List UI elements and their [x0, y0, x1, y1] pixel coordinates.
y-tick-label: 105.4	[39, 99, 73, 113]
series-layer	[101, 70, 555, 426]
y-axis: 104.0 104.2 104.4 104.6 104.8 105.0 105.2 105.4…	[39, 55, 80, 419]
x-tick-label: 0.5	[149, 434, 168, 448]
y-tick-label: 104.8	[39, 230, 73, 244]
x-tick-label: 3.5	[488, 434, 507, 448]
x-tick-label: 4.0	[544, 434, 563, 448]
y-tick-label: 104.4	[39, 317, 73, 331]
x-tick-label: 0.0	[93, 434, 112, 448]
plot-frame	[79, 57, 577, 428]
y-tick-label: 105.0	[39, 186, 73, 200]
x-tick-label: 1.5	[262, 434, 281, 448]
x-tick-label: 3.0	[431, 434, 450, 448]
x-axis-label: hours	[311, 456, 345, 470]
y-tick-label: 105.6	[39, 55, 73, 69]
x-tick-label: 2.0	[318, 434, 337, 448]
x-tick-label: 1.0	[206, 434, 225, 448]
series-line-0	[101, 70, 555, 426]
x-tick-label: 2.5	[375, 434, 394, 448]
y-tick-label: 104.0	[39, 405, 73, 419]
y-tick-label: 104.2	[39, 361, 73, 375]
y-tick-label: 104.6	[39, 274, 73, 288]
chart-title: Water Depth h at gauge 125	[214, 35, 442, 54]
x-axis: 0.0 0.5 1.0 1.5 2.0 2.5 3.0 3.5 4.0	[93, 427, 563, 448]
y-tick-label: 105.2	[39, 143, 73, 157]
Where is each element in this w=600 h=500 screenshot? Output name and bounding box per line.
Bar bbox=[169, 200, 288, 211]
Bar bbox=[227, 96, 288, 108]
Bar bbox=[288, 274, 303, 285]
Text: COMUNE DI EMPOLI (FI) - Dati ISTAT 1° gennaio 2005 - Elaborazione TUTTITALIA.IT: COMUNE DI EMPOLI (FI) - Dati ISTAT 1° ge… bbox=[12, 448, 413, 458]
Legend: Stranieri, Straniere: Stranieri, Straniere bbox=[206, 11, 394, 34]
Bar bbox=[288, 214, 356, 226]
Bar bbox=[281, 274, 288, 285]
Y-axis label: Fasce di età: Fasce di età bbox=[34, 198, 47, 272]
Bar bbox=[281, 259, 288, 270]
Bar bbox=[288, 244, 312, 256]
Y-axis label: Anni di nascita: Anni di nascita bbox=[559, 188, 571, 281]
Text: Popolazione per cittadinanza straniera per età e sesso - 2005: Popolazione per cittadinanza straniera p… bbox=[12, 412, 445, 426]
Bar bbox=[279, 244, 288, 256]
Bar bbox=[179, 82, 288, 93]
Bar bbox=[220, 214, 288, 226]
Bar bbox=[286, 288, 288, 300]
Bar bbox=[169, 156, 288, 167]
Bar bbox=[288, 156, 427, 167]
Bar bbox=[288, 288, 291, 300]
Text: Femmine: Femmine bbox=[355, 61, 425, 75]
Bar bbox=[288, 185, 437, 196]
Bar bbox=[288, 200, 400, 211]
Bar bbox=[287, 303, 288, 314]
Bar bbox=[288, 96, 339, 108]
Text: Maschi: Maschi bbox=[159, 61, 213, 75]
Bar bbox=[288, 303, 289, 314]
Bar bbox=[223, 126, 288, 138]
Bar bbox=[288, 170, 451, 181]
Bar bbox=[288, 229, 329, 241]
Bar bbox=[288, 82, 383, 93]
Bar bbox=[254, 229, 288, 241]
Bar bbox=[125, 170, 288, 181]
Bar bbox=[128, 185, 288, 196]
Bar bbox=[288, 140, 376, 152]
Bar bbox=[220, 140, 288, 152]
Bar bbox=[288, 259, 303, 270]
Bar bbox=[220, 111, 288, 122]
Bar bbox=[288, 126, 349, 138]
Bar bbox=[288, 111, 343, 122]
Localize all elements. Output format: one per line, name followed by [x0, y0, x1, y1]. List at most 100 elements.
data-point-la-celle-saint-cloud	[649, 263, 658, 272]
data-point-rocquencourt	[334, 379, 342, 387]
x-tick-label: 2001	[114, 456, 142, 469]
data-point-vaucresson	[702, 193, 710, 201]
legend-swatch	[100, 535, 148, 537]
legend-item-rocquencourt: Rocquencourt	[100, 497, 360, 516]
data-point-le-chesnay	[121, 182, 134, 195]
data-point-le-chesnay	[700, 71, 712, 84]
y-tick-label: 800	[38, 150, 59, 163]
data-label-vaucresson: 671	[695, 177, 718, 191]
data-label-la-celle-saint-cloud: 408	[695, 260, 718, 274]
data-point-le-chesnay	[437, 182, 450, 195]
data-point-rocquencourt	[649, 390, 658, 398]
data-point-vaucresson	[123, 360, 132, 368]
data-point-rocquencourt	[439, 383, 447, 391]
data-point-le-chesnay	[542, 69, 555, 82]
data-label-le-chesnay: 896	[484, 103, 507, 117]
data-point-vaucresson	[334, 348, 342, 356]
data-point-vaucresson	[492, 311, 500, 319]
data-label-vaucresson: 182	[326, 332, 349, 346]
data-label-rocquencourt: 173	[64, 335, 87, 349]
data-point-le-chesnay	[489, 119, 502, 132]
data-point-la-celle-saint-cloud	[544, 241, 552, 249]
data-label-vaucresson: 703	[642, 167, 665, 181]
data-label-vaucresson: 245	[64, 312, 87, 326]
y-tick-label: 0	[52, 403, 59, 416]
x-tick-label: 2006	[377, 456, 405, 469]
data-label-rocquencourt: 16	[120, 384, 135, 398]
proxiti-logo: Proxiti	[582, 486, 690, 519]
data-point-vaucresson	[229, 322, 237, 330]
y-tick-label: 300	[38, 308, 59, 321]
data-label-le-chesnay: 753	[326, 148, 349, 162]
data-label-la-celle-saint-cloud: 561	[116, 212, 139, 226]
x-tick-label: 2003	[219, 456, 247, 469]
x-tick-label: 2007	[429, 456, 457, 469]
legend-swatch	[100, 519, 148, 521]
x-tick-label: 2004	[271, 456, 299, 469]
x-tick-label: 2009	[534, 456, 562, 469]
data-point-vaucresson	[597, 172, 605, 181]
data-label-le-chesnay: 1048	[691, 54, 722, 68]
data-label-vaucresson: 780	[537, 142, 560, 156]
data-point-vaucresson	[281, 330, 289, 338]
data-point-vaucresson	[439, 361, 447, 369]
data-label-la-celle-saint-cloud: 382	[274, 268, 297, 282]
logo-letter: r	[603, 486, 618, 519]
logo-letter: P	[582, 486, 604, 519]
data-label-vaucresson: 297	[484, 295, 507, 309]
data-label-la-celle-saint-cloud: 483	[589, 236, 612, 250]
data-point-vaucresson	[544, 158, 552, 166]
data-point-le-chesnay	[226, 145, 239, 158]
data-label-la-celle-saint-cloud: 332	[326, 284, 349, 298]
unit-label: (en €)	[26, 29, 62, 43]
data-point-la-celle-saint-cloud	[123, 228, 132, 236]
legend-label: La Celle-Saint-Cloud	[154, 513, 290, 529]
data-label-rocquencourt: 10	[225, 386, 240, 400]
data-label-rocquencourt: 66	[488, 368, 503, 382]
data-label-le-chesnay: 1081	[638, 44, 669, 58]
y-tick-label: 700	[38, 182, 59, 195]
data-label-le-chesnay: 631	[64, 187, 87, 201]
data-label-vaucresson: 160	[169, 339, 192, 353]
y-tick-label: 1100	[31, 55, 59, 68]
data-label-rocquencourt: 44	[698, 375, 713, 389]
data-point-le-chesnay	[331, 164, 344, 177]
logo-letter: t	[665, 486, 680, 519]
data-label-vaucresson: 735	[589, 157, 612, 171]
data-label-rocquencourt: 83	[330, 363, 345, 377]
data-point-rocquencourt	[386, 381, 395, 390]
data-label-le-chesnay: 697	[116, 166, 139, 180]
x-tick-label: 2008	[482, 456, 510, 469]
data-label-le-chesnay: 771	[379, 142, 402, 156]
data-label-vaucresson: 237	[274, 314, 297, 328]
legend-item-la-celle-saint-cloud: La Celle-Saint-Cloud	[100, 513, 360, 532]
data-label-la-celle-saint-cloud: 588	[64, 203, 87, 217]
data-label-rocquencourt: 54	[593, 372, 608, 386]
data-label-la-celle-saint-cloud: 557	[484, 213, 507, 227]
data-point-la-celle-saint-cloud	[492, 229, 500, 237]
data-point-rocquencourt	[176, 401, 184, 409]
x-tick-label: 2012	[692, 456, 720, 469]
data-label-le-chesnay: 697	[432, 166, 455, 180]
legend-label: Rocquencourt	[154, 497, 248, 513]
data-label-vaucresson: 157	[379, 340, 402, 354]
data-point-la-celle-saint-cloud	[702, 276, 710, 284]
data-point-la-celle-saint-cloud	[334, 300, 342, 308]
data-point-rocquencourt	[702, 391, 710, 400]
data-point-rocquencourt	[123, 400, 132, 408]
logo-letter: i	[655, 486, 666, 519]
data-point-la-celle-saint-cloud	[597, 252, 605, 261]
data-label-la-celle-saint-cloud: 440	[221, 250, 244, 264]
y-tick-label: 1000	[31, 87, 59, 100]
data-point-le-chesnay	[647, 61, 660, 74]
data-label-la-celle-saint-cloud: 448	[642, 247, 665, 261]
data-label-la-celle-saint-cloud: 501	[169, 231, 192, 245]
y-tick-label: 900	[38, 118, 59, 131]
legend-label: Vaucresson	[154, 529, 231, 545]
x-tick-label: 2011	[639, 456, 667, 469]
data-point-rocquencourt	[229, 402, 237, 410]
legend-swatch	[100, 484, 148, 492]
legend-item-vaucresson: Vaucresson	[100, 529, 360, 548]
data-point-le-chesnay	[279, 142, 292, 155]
+++
■ **What you will do**
Copy out verbatim everything from the start of the records down to the line containing "Bar bbox=[288, 214, 356, 226]", with both of those lines included.

■ **Reply to the task**
List UI elements and their [x0, y0, x1, y1] pixel coordinates.
y-tick-label: 105.4	[39, 99, 73, 113]
series-layer	[101, 70, 555, 426]
y-axis: 104.0 104.2 104.4 104.6 104.8 105.0 105.2 105.4…	[39, 55, 80, 419]
x-tick-label: 0.5	[149, 434, 168, 448]
y-tick-label: 104.8	[39, 230, 73, 244]
x-tick-label: 3.5	[488, 434, 507, 448]
x-tick-label: 4.0	[544, 434, 563, 448]
y-tick-label: 104.4	[39, 317, 73, 331]
x-tick-label: 0.0	[93, 434, 112, 448]
plot-frame	[79, 57, 577, 428]
y-tick-label: 105.0	[39, 186, 73, 200]
x-tick-label: 1.5	[262, 434, 281, 448]
x-tick-label: 3.0	[431, 434, 450, 448]
x-axis-label: hours	[311, 456, 345, 470]
y-tick-label: 105.6	[39, 55, 73, 69]
x-tick-label: 2.0	[318, 434, 337, 448]
x-tick-label: 1.0	[206, 434, 225, 448]
series-line-0	[101, 70, 555, 426]
x-tick-label: 2.5	[375, 434, 394, 448]
y-tick-label: 104.0	[39, 405, 73, 419]
y-tick-label: 104.2	[39, 361, 73, 375]
y-tick-label: 104.6	[39, 274, 73, 288]
chart-title: Water Depth h at gauge 125	[214, 35, 442, 54]
x-axis: 0.0 0.5 1.0 1.5 2.0 2.5 3.0 3.5 4.0	[93, 427, 563, 448]
y-tick-label: 105.2	[39, 143, 73, 157]
Where is each element in this w=600 h=500 screenshot? Output name and bounding box per line.
Bar bbox=[169, 200, 288, 211]
Bar bbox=[227, 96, 288, 108]
Bar bbox=[288, 274, 303, 285]
Text: COMUNE DI EMPOLI (FI) - Dati ISTAT 1° gennaio 2005 - Elaborazione TUTTITALIA.IT: COMUNE DI EMPOLI (FI) - Dati ISTAT 1° ge… bbox=[12, 448, 413, 458]
Legend: Stranieri, Straniere: Stranieri, Straniere bbox=[206, 11, 394, 34]
Bar bbox=[288, 214, 356, 226]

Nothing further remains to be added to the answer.